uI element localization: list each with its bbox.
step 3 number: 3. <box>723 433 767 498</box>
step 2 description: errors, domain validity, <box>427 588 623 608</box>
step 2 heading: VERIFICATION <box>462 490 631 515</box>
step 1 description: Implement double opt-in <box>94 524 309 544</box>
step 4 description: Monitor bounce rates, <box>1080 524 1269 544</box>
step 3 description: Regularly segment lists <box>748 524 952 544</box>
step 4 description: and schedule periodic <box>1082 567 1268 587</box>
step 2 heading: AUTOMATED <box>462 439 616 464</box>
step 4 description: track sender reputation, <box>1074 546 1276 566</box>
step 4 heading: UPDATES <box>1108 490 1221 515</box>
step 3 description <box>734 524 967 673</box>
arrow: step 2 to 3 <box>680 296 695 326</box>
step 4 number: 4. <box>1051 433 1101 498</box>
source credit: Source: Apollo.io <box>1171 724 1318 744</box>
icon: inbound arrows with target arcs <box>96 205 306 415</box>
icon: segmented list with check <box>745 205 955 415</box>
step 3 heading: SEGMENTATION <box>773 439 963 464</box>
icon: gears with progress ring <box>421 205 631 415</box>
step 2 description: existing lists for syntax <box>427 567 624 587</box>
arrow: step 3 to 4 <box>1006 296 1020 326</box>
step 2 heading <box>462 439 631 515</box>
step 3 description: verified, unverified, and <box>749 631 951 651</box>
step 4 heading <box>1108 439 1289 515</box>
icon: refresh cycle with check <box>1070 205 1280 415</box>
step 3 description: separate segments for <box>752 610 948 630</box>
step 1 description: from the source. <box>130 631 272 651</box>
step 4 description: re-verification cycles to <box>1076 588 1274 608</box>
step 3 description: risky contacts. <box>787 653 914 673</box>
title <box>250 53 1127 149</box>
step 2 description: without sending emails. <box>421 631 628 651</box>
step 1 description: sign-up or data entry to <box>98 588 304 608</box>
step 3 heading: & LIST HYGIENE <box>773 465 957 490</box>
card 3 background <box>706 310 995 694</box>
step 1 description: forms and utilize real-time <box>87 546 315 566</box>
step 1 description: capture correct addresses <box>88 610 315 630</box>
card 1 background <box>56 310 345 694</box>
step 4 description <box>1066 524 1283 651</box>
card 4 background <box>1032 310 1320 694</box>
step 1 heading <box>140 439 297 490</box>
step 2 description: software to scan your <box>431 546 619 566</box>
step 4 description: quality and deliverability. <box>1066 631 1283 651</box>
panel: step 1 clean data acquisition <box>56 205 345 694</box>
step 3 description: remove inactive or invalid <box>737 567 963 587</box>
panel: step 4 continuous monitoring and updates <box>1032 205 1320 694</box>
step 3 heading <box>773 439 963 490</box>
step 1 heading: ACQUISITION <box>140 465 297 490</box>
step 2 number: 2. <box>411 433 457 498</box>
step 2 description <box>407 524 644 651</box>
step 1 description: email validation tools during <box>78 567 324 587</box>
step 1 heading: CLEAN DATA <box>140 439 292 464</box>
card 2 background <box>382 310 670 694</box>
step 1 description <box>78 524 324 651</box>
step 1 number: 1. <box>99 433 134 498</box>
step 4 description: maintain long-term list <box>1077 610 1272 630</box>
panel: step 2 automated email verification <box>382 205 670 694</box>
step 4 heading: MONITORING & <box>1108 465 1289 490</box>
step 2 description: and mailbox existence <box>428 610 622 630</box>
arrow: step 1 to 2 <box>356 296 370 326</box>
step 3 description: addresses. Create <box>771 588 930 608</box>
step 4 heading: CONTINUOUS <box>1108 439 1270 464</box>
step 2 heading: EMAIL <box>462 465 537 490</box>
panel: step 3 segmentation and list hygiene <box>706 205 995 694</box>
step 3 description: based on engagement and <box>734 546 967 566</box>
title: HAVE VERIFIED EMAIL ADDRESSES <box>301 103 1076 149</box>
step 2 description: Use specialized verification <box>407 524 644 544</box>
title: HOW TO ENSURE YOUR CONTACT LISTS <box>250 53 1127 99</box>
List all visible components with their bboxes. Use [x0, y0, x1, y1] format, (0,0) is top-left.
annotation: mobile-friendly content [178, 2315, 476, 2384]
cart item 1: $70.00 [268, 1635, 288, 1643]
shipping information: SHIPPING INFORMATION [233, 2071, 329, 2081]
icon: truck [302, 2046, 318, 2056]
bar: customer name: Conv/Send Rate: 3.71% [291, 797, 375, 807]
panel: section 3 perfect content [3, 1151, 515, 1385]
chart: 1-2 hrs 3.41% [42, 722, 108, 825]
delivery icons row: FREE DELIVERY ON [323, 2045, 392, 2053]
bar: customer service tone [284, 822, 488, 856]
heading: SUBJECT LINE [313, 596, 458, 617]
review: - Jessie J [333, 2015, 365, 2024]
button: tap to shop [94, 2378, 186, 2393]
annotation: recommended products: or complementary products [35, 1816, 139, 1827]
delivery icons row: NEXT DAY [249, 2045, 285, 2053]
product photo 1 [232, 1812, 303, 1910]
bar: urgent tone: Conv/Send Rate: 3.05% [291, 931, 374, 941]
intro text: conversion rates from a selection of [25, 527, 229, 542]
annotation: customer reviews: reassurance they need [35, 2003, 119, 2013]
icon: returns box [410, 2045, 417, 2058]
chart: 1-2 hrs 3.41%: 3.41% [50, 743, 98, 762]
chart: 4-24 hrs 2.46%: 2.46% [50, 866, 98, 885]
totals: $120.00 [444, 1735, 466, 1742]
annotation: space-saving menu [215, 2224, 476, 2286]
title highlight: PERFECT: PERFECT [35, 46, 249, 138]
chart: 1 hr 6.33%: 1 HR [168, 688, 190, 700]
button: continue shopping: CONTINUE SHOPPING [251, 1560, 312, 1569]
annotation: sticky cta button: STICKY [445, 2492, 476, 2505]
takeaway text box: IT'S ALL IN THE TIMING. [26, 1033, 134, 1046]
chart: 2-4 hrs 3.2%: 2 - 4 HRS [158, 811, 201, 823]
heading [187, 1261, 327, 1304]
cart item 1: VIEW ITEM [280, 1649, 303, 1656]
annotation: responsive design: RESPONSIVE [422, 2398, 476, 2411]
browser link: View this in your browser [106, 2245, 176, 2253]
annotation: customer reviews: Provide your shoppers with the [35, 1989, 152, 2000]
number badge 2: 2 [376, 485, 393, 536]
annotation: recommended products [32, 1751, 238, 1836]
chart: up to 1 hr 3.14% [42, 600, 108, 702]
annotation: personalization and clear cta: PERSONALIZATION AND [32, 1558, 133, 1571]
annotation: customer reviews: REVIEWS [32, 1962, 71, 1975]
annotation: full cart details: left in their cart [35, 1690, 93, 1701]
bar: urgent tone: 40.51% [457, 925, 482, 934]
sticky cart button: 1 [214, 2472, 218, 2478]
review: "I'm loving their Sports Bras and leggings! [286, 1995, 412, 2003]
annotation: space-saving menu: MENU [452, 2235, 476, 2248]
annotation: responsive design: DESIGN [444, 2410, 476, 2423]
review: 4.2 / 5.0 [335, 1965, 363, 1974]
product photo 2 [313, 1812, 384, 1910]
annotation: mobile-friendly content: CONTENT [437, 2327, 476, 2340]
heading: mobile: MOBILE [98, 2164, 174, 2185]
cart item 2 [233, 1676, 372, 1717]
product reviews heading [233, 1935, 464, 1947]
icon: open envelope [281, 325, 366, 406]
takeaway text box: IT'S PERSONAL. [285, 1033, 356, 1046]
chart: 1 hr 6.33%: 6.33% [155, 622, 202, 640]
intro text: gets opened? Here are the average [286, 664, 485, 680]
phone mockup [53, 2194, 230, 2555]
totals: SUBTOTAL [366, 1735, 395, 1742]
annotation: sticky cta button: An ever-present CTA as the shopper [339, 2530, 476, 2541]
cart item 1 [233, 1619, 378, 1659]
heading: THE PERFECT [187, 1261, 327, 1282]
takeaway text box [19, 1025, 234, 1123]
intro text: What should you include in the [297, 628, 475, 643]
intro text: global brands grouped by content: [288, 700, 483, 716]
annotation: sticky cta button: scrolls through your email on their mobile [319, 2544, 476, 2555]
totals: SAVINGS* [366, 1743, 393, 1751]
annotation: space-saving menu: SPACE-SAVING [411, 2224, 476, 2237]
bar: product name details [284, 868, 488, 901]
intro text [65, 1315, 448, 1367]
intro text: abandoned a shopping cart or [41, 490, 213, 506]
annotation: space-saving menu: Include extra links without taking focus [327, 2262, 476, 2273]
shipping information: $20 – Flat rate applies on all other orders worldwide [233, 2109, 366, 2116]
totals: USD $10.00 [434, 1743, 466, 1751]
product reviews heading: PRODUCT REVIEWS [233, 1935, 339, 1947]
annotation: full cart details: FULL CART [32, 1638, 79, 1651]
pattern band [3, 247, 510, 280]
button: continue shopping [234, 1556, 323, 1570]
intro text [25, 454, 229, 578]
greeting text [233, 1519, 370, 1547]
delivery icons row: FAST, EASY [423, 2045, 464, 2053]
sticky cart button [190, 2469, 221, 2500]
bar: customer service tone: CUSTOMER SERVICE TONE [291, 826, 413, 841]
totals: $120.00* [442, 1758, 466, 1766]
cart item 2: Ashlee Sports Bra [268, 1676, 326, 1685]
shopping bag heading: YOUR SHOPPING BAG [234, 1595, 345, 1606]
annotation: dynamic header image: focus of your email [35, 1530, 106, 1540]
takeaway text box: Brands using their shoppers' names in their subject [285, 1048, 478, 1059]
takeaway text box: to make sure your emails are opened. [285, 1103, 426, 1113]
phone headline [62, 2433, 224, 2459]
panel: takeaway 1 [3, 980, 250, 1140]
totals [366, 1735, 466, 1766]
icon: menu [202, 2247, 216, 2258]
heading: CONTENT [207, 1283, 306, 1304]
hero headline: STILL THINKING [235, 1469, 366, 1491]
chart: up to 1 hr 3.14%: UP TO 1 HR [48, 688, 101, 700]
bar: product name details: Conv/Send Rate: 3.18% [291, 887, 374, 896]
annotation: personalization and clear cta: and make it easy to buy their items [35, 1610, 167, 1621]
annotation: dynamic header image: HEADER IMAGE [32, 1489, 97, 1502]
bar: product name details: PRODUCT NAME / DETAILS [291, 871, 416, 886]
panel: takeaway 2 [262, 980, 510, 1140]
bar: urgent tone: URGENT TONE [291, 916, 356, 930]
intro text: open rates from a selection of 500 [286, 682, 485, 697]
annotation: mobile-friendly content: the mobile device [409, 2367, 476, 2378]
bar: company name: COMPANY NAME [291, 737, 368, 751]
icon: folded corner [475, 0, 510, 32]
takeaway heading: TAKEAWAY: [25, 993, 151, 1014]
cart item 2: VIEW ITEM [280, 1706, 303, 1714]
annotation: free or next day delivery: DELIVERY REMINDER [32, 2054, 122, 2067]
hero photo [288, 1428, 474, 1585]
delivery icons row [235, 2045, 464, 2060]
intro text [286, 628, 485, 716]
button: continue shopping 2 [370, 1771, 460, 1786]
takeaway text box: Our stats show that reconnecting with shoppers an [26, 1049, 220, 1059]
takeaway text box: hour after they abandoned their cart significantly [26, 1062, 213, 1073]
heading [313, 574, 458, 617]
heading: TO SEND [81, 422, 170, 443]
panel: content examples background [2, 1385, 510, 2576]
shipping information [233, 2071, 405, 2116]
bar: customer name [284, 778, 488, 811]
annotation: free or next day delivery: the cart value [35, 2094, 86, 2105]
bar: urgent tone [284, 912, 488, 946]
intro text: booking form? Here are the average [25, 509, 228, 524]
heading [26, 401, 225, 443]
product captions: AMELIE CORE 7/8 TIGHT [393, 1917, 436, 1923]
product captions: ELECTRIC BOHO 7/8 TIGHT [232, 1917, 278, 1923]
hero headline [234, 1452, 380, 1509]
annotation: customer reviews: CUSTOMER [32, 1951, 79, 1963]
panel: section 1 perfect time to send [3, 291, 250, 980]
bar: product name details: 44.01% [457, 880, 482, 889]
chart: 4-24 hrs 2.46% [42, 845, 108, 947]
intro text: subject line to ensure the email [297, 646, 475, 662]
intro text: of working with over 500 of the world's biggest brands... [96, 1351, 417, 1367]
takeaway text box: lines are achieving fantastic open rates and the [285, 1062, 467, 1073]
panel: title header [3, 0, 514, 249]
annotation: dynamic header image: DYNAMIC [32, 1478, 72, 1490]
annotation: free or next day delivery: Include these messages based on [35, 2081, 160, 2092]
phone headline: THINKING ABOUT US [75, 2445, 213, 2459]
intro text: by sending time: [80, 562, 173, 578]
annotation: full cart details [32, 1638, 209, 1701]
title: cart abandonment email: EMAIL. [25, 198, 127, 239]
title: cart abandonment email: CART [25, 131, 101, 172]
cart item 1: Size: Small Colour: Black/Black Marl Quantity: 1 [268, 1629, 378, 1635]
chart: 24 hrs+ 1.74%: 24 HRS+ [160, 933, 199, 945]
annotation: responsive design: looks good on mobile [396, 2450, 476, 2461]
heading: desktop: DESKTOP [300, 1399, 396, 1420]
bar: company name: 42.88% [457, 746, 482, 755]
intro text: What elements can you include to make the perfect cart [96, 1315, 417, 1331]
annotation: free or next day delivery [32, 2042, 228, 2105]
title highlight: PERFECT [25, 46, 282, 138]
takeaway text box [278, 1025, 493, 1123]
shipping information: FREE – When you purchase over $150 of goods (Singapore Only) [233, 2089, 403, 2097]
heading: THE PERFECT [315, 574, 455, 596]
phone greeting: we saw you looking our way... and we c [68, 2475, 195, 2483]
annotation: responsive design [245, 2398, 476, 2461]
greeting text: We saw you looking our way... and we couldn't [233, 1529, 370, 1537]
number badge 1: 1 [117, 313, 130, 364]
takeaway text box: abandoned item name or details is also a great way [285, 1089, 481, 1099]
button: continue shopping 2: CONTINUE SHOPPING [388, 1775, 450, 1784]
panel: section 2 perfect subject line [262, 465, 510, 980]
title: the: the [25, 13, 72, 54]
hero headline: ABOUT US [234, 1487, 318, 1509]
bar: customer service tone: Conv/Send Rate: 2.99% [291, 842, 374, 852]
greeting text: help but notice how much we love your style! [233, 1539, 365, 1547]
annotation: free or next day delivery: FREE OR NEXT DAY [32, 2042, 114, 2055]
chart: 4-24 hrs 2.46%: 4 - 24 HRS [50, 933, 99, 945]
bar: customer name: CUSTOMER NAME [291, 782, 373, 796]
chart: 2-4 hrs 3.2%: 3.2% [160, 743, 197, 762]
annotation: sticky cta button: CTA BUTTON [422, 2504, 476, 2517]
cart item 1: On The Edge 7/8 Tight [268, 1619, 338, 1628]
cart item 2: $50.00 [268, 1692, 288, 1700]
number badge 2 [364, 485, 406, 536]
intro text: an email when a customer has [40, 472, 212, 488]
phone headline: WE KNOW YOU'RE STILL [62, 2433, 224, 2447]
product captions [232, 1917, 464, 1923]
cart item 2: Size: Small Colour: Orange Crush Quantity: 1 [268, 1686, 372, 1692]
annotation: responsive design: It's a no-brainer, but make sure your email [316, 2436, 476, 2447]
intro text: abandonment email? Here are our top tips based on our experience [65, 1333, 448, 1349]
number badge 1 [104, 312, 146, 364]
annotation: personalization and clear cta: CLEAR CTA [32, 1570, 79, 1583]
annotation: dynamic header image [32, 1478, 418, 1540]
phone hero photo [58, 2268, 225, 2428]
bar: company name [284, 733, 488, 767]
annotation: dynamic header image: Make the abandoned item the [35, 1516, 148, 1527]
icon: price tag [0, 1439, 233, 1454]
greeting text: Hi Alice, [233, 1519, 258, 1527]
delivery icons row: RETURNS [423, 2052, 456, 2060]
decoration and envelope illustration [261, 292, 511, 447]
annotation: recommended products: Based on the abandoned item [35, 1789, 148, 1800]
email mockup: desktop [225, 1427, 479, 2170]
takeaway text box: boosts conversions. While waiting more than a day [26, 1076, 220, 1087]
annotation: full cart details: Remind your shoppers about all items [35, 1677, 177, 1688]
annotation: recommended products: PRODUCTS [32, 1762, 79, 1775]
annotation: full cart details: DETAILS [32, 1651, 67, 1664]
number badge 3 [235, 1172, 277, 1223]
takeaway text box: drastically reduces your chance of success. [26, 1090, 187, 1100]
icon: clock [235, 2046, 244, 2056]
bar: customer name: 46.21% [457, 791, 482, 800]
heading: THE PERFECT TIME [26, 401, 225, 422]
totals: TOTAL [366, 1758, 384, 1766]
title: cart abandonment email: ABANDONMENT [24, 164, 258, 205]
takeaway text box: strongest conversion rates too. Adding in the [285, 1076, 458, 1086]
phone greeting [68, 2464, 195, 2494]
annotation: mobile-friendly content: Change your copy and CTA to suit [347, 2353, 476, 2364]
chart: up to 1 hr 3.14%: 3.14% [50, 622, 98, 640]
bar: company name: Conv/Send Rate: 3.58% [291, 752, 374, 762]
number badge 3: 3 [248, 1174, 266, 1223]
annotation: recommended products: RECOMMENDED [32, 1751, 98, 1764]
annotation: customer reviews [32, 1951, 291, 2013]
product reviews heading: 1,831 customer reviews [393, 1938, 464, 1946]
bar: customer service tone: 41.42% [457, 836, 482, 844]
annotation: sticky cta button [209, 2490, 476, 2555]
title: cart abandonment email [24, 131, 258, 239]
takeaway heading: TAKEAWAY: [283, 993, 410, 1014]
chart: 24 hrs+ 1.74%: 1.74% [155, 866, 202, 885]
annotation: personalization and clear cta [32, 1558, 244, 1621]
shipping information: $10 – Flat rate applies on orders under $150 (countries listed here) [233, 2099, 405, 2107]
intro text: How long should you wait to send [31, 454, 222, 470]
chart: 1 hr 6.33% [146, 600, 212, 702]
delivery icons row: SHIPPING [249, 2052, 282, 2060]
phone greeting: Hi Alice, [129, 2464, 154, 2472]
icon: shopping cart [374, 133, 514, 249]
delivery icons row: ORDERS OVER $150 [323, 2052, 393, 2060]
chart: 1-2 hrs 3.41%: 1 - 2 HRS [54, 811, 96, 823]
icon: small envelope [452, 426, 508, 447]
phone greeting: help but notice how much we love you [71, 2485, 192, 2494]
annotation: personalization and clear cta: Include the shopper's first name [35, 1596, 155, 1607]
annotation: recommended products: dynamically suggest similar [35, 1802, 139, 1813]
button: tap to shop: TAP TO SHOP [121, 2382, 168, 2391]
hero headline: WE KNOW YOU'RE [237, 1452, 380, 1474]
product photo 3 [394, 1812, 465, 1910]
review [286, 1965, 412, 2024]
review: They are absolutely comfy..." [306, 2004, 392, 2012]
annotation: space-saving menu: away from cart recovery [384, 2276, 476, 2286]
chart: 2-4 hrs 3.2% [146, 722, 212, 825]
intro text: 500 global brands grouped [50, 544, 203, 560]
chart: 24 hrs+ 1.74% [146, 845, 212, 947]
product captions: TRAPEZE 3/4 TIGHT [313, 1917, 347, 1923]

* Required work
Return the lines from the start of the records through the line containing "card 1 background <box>56 310 345 694</box>", both included, exactly as they appear.

* Correct result
uI element localization: list each with its bbox.
step 3 number: 3. <box>723 433 767 498</box>
step 2 description: errors, domain validity, <box>427 588 623 608</box>
step 2 heading: VERIFICATION <box>462 490 631 515</box>
step 1 description: Implement double opt-in <box>94 524 309 544</box>
step 4 description: Monitor bounce rates, <box>1080 524 1269 544</box>
step 3 description: Regularly segment lists <box>748 524 952 544</box>
step 4 description: and schedule periodic <box>1082 567 1268 587</box>
step 2 heading: AUTOMATED <box>462 439 616 464</box>
step 4 description: track sender reputation, <box>1074 546 1276 566</box>
step 4 heading: UPDATES <box>1108 490 1221 515</box>
step 3 description <box>734 524 967 673</box>
arrow: step 2 to 3 <box>680 296 695 326</box>
step 4 number: 4. <box>1051 433 1101 498</box>
source credit: Source: Apollo.io <box>1171 724 1318 744</box>
icon: inbound arrows with target arcs <box>96 205 306 415</box>
icon: segmented list with check <box>745 205 955 415</box>
step 3 heading: SEGMENTATION <box>773 439 963 464</box>
icon: gears with progress ring <box>421 205 631 415</box>
step 2 description: existing lists for syntax <box>427 567 624 587</box>
arrow: step 3 to 4 <box>1006 296 1020 326</box>
step 2 heading <box>462 439 631 515</box>
step 3 description: verified, unverified, and <box>749 631 951 651</box>
step 4 heading <box>1108 439 1289 515</box>
icon: refresh cycle with check <box>1070 205 1280 415</box>
step 3 description: separate segments for <box>752 610 948 630</box>
step 1 description: from the source. <box>130 631 272 651</box>
step 4 description: re-verification cycles to <box>1076 588 1274 608</box>
step 3 description: risky contacts. <box>787 653 914 673</box>
title <box>250 53 1127 149</box>
step 2 description: without sending emails. <box>421 631 628 651</box>
step 1 description: sign-up or data entry to <box>98 588 304 608</box>
step 3 heading: & LIST HYGIENE <box>773 465 957 490</box>
card 3 background <box>706 310 995 694</box>
step 1 description: forms and utilize real-time <box>87 546 315 566</box>
step 1 description: capture correct addresses <box>88 610 315 630</box>
card 1 background <box>56 310 345 694</box>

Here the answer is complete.